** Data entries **
— Start —
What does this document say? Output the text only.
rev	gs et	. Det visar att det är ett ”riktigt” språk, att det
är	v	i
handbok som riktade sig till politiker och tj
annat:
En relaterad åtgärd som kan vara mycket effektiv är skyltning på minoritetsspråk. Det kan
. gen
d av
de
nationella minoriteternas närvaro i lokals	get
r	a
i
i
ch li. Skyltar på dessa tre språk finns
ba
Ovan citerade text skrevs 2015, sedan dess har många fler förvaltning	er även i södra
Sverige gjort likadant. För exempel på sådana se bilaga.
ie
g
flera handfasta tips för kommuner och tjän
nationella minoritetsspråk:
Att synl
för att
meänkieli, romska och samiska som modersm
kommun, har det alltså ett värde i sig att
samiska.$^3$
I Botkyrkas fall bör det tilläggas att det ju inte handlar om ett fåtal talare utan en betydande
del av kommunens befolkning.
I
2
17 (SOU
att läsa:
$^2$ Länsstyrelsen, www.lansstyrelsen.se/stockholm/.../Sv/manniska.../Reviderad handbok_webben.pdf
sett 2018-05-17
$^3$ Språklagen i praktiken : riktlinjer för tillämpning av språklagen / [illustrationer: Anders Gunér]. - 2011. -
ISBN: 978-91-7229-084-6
— End —
** TO BE DONE **
Output an exact copy of each record.

** CORRECT RESULT **
What does this document say? Output the text only.
rev	gs et	. Det visar att det är ett ”riktigt” språk, att det
är	v	i
handbok som riktade sig till politiker och tj
annat:
En relaterad åtgärd som kan vara mycket effektiv är skyltning på minoritetsspråk. Det kan
. gen
d av
de
nationella minoriteternas närvaro i lokals	get
r	a
i
i
ch li. Skyltar på dessa tre språk finns
ba
Ovan citerade text skrevs 2015, sedan dess har många fler förvaltning	er även i södra
Sverige gjort likadant. För exempel på sådana se bilaga.
ie
g
flera handfasta tips för kommuner och tjän
nationella minoritetsspråk:
Att synl
för att
meänkieli, romska och samiska som modersm
kommun, har det alltså ett värde i sig att
samiska.$^3$
I Botkyrkas fall bör det tilläggas att det ju inte handlar om ett fåtal talare utan en betydande
del av kommunens befolkning.
I
2
17 (SOU
att läsa:
$^2$ Länsstyrelsen, www.lansstyrelsen.se/stockholm/.../Sv/manniska.../Reviderad handbok_webben.pdf
sett 2018-05-17
$^3$ Språklagen i praktiken : riktlinjer för tillämpning av språklagen / [illustrationer: Anders Gunér]. - 2011. -
ISBN: 978-91-7229-084-6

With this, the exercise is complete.